Give back the full set of entries exactly, keeping each line intact.
━━━━━ DATA SUPPLIED
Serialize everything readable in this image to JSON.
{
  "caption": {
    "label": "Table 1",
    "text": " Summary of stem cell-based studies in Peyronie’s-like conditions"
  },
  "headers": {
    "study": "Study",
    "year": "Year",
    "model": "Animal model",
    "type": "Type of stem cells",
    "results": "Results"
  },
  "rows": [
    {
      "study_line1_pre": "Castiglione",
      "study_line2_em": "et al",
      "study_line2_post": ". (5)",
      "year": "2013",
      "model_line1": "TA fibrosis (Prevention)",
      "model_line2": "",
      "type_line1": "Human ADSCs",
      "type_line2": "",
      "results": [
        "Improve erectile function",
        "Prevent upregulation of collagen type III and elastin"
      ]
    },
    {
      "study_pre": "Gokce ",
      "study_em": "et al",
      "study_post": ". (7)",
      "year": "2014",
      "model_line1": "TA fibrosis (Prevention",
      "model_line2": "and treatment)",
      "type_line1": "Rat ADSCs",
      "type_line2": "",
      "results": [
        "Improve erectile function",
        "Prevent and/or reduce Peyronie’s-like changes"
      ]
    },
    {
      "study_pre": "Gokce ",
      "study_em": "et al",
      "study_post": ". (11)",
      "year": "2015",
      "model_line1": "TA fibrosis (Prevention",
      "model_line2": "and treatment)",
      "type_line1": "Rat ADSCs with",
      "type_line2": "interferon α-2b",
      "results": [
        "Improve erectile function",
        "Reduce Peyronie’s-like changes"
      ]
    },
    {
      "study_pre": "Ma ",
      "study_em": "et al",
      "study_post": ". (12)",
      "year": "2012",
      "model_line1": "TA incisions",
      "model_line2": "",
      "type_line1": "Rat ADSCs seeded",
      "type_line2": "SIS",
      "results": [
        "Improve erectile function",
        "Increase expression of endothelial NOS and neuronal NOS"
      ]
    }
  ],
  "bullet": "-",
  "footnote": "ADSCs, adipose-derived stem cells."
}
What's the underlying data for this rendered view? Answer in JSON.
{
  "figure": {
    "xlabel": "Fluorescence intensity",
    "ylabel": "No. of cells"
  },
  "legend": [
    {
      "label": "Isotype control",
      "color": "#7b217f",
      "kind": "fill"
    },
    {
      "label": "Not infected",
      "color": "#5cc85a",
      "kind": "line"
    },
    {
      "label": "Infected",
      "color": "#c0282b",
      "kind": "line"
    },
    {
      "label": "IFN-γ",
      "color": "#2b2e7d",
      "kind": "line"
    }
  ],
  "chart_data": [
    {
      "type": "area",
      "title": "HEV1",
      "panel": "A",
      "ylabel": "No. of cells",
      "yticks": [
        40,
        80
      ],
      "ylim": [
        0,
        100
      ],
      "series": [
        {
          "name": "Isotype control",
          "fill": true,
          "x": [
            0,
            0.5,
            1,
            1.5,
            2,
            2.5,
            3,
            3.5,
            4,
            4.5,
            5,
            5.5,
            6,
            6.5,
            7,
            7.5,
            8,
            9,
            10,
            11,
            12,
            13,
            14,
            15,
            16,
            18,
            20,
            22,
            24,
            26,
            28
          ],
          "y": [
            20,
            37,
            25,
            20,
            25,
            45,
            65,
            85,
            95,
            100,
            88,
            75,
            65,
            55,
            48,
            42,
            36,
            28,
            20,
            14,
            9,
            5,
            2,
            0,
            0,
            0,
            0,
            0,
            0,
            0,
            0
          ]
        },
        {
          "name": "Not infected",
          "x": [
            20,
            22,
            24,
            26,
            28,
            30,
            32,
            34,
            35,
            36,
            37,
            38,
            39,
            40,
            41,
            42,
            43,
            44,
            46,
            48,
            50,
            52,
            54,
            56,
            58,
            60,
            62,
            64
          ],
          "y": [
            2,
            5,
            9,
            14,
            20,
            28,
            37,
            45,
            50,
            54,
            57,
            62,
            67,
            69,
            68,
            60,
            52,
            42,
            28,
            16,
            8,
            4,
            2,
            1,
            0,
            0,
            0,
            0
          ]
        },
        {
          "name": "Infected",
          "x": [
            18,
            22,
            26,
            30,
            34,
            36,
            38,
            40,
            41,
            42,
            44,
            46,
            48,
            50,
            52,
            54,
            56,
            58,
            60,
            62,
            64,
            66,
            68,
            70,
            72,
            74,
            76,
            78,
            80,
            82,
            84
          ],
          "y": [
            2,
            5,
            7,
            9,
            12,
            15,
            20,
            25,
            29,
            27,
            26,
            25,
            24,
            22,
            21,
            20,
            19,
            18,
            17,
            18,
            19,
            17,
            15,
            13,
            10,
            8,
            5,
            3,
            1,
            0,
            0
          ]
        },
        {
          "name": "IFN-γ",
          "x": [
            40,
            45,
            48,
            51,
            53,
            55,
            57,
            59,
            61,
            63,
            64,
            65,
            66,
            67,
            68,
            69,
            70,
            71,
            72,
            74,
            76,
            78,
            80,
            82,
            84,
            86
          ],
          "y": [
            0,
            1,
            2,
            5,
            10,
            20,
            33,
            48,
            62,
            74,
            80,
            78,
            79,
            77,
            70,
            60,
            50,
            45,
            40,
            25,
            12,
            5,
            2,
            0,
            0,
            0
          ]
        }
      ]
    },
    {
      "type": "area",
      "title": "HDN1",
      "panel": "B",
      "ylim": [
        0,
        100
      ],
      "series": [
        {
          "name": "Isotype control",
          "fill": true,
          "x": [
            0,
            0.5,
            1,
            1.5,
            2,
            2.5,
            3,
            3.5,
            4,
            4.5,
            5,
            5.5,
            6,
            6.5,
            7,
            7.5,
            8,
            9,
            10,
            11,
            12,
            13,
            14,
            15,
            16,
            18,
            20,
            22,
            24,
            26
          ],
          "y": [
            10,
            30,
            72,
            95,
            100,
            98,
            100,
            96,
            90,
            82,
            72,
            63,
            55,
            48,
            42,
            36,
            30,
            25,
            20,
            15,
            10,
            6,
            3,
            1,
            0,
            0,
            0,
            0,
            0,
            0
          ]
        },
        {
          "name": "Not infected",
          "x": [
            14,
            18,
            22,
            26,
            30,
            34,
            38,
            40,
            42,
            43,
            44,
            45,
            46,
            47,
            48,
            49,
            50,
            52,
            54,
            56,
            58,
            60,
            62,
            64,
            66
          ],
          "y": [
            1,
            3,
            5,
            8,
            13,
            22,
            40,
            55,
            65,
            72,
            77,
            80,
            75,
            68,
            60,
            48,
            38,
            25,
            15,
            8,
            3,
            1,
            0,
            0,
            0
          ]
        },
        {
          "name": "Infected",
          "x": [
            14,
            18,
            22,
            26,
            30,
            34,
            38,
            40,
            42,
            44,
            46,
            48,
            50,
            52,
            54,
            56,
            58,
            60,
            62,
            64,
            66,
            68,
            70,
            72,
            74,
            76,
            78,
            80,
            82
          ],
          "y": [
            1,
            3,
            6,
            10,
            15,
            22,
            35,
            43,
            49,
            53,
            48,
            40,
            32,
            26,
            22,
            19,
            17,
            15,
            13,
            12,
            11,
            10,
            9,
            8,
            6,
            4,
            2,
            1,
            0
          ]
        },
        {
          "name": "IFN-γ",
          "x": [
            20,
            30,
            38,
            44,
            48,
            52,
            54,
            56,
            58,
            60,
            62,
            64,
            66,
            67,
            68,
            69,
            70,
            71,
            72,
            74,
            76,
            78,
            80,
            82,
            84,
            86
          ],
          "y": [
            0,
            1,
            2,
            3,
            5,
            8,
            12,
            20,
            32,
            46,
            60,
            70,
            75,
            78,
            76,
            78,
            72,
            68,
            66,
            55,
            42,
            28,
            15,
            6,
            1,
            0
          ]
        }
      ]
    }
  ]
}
━━━━━━━━━━
SOLUTION TO THIS TASK ▸
Serialize everything readable in this image to JSON.
{
  "caption": {
    "label": "Table 1",
    "text": " Summary of stem cell-based studies in Peyronie’s-like conditions"
  },
  "headers": {
    "study": "Study",
    "year": "Year",
    "model": "Animal model",
    "type": "Type of stem cells",
    "results": "Results"
  },
  "rows": [
    {
      "study_line1_pre": "Castiglione",
      "study_line2_em": "et al",
      "study_line2_post": ". (5)",
      "year": "2013",
      "model_line1": "TA fibrosis (Prevention)",
      "model_line2": "",
      "type_line1": "Human ADSCs",
      "type_line2": "",
      "results": [
        "Improve erectile function",
        "Prevent upregulation of collagen type III and elastin"
      ]
    },
    {
      "study_pre": "Gokce ",
      "study_em": "et al",
      "study_post": ". (7)",
      "year": "2014",
      "model_line1": "TA fibrosis (Prevention",
      "model_line2": "and treatment)",
      "type_line1": "Rat ADSCs",
      "type_line2": "",
      "results": [
        "Improve erectile function",
        "Prevent and/or reduce Peyronie’s-like changes"
      ]
    },
    {
      "study_pre": "Gokce ",
      "study_em": "et al",
      "study_post": ". (11)",
      "year": "2015",
      "model_line1": "TA fibrosis (Prevention",
      "model_line2": "and treatment)",
      "type_line1": "Rat ADSCs with",
      "type_line2": "interferon α-2b",
      "results": [
        "Improve erectile function",
        "Reduce Peyronie’s-like changes"
      ]
    },
    {
      "study_pre": "Ma ",
      "study_em": "et al",
      "study_post": ". (12)",
      "year": "2012",
      "model_line1": "TA incisions",
      "model_line2": "",
      "type_line1": "Rat ADSCs seeded",
      "type_line2": "SIS",
      "results": [
        "Improve erectile function",
        "Increase expression of endothelial NOS and neuronal NOS"
      ]
    }
  ],
  "bullet": "-",
  "footnote": "ADSCs, adipose-derived stem cells."
}
What's the underlying data for this rendered view? Answer in JSON.
{
  "figure": {
    "xlabel": "Fluorescence intensity",
    "ylabel": "No. of cells"
  },
  "legend": [
    {
      "label": "Isotype control",
      "color": "#7b217f",
      "kind": "fill"
    },
    {
      "label": "Not infected",
      "color": "#5cc85a",
      "kind": "line"
    },
    {
      "label": "Infected",
      "color": "#c0282b",
      "kind": "line"
    },
    {
      "label": "IFN-γ",
      "color": "#2b2e7d",
      "kind": "line"
    }
  ],
  "chart_data": [
    {
      "type": "area",
      "title": "HEV1",
      "panel": "A",
      "ylabel": "No. of cells",
      "yticks": [
        40,
        80
      ],
      "ylim": [
        0,
        100
      ],
      "series": [
        {
          "name": "Isotype control",
          "fill": true,
          "x": [
            0,
            0.5,
            1,
            1.5,
            2,
            2.5,
            3,
            3.5,
            4,
            4.5,
            5,
            5.5,
            6,
            6.5,
            7,
            7.5,
            8,
            9,
            10,
            11,
            12,
            13,
            14,
            15,
            16,
            18,
            20,
            22,
            24,
            26,
            28
          ],
          "y": [
            20,
            37,
            25,
            20,
            25,
            45,
            65,
            85,
            95,
            100,
            88,
            75,
            65,
            55,
            48,
            42,
            36,
            28,
            20,
            14,
            9,
            5,
            2,
            0,
            0,
            0,
            0,
            0,
            0,
            0,
            0
          ]
        },
        {
          "name": "Not infected",
          "x": [
            20,
            22,
            24,
            26,
            28,
            30,
            32,
            34,
            35,
            36,
            37,
            38,
            39,
            40,
            41,
            42,
            43,
            44,
            46,
            48,
            50,
            52,
            54,
            56,
            58,
            60,
            62,
            64
          ],
          "y": [
            2,
            5,
            9,
            14,
            20,
            28,
            37,
            45,
            50,
            54,
            57,
            62,
            67,
            69,
            68,
            60,
            52,
            42,
            28,
            16,
            8,
            4,
            2,
            1,
            0,
            0,
            0,
            0
          ]
        },
        {
          "name": "Infected",
          "x": [
            18,
            22,
            26,
            30,
            34,
            36,
            38,
            40,
            41,
            42,
            44,
            46,
            48,
            50,
            52,
            54,
            56,
            58,
            60,
            62,
            64,
            66,
            68,
            70,
            72,
            74,
            76,
            78,
            80,
            82,
            84
          ],
          "y": [
            2,
            5,
            7,
            9,
            12,
            15,
            20,
            25,
            29,
            27,
            26,
            25,
            24,
            22,
            21,
            20,
            19,
            18,
            17,
            18,
            19,
            17,
            15,
            13,
            10,
            8,
            5,
            3,
            1,
            0,
            0
          ]
        },
        {
          "name": "IFN-γ",
          "x": [
            40,
            45,
            48,
            51,
            53,
            55,
            57,
            59,
            61,
            63,
            64,
            65,
            66,
            67,
            68,
            69,
            70,
            71,
            72,
            74,
            76,
            78,
            80,
            82,
            84,
            86
          ],
          "y": [
            0,
            1,
            2,
            5,
            10,
            20,
            33,
            48,
            62,
            74,
            80,
            78,
            79,
            77,
            70,
            60,
            50,
            45,
            40,
            25,
            12,
            5,
            2,
            0,
            0,
            0
          ]
        }
      ]
    },
    {
      "type": "area",
      "title": "HDN1",
      "panel": "B",
      "ylim": [
        0,
        100
      ],
      "series": [
        {
          "name": "Isotype control",
          "fill": true,
          "x": [
            0,
            0.5,
            1,
            1.5,
            2,
            2.5,
            3,
            3.5,
            4,
            4.5,
            5,
            5.5,
            6,
            6.5,
            7,
            7.5,
            8,
            9,
            10,
            11,
            12,
            13,
            14,
            15,
            16,
            18,
            20,
            22,
            24,
            26
          ],
          "y": [
            10,
            30,
            72,
            95,
            100,
            98,
            100,
            96,
            90,
            82,
            72,
            63,
            55,
            48,
            42,
            36,
            30,
            25,
            20,
            15,
            10,
            6,
            3,
            1,
            0,
            0,
            0,
            0,
            0,
            0
          ]
        },
        {
          "name": "Not infected",
          "x": [
            14,
            18,
            22,
            26,
            30,
            34,
            38,
            40,
            42,
            43,
            44,
            45,
            46,
            47,
            48,
            49,
            50,
            52,
            54,
            56,
            58,
            60,
            62,
            64,
            66
          ],
          "y": [
            1,
            3,
            5,
            8,
            13,
            22,
            40,
            55,
            65,
            72,
            77,
            80,
            75,
            68,
            60,
            48,
            38,
            25,
            15,
            8,
            3,
            1,
            0,
            0,
            0
          ]
        },
        {
          "name": "Infected",
          "x": [
            14,
            18,
            22,
            26,
            30,
            34,
            38,
            40,
            42,
            44,
            46,
            48,
            50,
            52,
            54,
            56,
            58,
            60,
            62,
            64,
            66,
            68,
            70,
            72,
            74,
            76,
            78,
            80,
            82
          ],
          "y": [
            1,
            3,
            6,
            10,
            15,
            22,
            35,
            43,
            49,
            53,
            48,
            40,
            32,
            26,
            22,
            19,
            17,
            15,
            13,
            12,
            11,
            10,
            9,
            8,
            6,
            4,
            2,
            1,
            0
          ]
        },
        {
          "name": "IFN-γ",
          "x": [
            20,
            30,
            38,
            44,
            48,
            52,
            54,
            56,
            58,
            60,
            62,
            64,
            66,
            67,
            68,
            69,
            70,
            71,
            72,
            74,
            76,
            78,
            80,
            82,
            84,
            86
          ],
          "y": [
            0,
            1,
            2,
            3,
            5,
            8,
            12,
            20,
            32,
            46,
            60,
            70,
            75,
            78,
            76,
            78,
            72,
            68,
            66,
            55,
            42,
            28,
            15,
            6,
            1,
            0
          ]
        }
      ]
    }
  ]
}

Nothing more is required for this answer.